Examine the entries below, count the lines holding the string "Ruptures", and respond with the number only.

┄┄┄┄┄┄┄┄┄┄┄┄┄┄┄┄┄┄┄┄

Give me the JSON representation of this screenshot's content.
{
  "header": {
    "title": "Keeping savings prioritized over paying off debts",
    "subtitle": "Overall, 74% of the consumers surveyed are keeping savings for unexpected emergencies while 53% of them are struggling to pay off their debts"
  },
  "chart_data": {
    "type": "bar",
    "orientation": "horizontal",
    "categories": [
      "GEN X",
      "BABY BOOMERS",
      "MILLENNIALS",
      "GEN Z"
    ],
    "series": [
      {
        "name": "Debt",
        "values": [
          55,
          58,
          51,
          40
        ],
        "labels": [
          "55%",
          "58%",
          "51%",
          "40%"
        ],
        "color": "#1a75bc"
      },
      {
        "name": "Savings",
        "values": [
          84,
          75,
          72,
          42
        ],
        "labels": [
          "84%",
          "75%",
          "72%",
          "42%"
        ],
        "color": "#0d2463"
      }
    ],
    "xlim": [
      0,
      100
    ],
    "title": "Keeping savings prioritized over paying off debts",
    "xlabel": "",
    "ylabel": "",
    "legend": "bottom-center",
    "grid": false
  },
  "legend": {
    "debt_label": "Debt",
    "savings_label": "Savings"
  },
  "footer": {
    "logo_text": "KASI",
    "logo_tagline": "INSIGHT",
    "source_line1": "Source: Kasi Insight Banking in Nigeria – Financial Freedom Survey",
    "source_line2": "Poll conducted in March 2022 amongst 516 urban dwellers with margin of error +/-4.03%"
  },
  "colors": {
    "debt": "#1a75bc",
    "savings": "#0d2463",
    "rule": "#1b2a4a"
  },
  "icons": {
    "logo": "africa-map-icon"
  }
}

┄┄┄┄┄┄┄┄┄┄┄┄┄┄┄┄┄┄┄┄

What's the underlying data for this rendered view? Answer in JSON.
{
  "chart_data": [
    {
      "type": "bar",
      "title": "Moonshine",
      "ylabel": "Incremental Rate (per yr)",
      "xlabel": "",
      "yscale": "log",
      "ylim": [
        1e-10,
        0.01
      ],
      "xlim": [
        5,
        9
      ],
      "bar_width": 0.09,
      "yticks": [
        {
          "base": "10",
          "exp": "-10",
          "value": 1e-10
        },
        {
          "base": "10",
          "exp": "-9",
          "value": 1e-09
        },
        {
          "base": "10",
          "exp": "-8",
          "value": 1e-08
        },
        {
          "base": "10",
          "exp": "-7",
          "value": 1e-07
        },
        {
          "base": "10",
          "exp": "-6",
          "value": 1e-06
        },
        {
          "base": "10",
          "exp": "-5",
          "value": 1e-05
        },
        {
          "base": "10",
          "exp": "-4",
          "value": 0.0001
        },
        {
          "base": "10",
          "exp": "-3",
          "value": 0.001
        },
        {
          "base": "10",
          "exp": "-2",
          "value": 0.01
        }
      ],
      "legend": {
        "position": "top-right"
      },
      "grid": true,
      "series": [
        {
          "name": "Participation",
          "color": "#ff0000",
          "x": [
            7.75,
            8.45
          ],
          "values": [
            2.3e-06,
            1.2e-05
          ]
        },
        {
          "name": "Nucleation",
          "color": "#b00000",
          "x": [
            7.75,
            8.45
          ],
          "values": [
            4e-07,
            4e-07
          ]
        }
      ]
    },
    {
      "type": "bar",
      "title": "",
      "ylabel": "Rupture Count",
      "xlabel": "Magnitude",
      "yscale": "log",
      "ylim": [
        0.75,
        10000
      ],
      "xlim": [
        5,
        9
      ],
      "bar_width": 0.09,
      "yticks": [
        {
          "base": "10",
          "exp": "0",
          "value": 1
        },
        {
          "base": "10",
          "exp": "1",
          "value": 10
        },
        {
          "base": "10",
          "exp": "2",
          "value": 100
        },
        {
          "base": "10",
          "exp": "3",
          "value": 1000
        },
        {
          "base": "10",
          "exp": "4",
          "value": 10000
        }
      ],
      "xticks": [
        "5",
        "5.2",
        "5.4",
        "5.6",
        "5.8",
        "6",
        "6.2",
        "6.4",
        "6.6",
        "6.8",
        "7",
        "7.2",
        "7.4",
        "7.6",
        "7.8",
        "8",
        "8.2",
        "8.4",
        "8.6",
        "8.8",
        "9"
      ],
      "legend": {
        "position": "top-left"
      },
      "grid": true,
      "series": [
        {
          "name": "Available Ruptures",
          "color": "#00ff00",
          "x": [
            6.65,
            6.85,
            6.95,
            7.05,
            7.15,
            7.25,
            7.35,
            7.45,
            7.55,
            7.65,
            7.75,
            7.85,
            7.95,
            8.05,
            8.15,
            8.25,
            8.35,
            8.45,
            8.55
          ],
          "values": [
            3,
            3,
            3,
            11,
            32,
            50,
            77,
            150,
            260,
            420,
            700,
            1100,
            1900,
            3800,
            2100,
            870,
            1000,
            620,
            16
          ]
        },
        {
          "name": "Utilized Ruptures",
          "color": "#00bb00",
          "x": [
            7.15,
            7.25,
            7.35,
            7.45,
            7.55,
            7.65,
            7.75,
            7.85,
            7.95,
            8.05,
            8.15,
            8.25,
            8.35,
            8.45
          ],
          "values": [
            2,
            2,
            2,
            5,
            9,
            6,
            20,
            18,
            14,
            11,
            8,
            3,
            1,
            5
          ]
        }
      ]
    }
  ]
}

┄┄┄┄┄┄┄┄┄┄┄┄┄┄┄┄┄┄┄┄

**RESPONSE**: 2